[Dataset entries]
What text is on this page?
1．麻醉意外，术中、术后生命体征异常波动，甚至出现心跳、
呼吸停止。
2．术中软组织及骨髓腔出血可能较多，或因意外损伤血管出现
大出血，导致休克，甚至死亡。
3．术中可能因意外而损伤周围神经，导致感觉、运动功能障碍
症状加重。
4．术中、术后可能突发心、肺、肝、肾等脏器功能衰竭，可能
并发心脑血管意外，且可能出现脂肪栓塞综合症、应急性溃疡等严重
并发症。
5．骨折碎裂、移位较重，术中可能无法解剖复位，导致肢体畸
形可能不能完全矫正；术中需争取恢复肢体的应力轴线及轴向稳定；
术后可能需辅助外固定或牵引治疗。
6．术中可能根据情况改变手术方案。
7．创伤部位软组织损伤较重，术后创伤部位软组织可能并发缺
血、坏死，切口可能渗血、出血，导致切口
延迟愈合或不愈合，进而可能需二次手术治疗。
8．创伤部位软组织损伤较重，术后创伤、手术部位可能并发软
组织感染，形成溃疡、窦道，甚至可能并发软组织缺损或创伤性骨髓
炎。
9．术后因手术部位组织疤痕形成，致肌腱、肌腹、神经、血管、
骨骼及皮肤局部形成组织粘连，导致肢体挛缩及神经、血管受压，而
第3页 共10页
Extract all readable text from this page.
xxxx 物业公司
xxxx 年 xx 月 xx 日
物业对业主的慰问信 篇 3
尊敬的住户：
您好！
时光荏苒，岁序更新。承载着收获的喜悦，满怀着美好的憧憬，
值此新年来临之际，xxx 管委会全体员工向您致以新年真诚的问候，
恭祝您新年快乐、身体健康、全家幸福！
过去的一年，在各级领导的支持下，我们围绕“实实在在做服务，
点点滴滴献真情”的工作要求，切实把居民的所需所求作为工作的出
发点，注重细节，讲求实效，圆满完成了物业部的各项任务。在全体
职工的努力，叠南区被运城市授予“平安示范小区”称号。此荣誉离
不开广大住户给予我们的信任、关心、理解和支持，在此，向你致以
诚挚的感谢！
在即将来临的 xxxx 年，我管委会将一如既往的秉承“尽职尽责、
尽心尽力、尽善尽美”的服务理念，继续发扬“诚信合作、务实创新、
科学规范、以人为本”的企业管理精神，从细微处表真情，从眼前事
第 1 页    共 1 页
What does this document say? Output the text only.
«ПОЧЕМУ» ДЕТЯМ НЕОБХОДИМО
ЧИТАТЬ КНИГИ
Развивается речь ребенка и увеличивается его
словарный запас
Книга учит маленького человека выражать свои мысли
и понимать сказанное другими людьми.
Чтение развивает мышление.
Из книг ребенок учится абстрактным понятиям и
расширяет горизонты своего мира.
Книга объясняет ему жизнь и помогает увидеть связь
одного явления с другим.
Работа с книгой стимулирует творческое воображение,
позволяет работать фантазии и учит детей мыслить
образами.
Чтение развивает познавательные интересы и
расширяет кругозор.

Instructions to follow | Please restate the records in full, word for word.

Complete answer |
What text is on this page?
1．麻醉意外，术中、术后生命体征异常波动，甚至出现心跳、
呼吸停止。
2．术中软组织及骨髓腔出血可能较多，或因意外损伤血管出现
大出血，导致休克，甚至死亡。
3．术中可能因意外而损伤周围神经，导致感觉、运动功能障碍
症状加重。
4．术中、术后可能突发心、肺、肝、肾等脏器功能衰竭，可能
并发心脑血管意外，且可能出现脂肪栓塞综合症、应急性溃疡等严重
并发症。
5．骨折碎裂、移位较重，术中可能无法解剖复位，导致肢体畸
形可能不能完全矫正；术中需争取恢复肢体的应力轴线及轴向稳定；
术后可能需辅助外固定或牵引治疗。
6．术中可能根据情况改变手术方案。
7．创伤部位软组织损伤较重，术后创伤部位软组织可能并发缺
血、坏死，切口可能渗血、出血，导致切口
延迟愈合或不愈合，进而可能需二次手术治疗。
8．创伤部位软组织损伤较重，术后创伤、手术部位可能并发软
组织感染，形成溃疡、窦道，甚至可能并发软组织缺损或创伤性骨髓
炎。
9．术后因手术部位组织疤痕形成，致肌腱、肌腹、神经、血管、
骨骼及皮肤局部形成组织粘连，导致肢体挛缩及神经、血管受压，而
第3页 共10页
Extract all readable text from this page.
xxxx 物业公司
xxxx 年 xx 月 xx 日
物业对业主的慰问信 篇 3
尊敬的住户：
您好！
时光荏苒，岁序更新。承载着收获的喜悦，满怀着美好的憧憬，
值此新年来临之际，xxx 管委会全体员工向您致以新年真诚的问候，
恭祝您新年快乐、身体健康、全家幸福！
过去的一年，在各级领导的支持下，我们围绕“实实在在做服务，
点点滴滴献真情”的工作要求，切实把居民的所需所求作为工作的出
发点，注重细节，讲求实效，圆满完成了物业部的各项任务。在全体
职工的努力，叠南区被运城市授予“平安示范小区”称号。此荣誉离
不开广大住户给予我们的信任、关心、理解和支持，在此，向你致以
诚挚的感谢！
在即将来临的 xxxx 年，我管委会将一如既往的秉承“尽职尽责、
尽心尽力、尽善尽美”的服务理念，继续发扬“诚信合作、务实创新、
科学规范、以人为本”的企业管理精神，从细微处表真情，从眼前事
第 1 页    共 1 页
What does this document say? Output the text only.
«ПОЧЕМУ» ДЕТЯМ НЕОБХОДИМО
ЧИТАТЬ КНИГИ
Развивается речь ребенка и увеличивается его
словарный запас
Книга учит маленького человека выражать свои мысли
и понимать сказанное другими людьми.
Чтение развивает мышление.
Из книг ребенок учится абстрактным понятиям и
расширяет горизонты своего мира.
Книга объясняет ему жизнь и помогает увидеть связь
одного явления с другим.
Работа с книгой стимулирует творческое воображение,
позволяет работать фантазии и учит детей мыслить
образами.
Чтение развивает познавательные интересы и
расширяет кругозор.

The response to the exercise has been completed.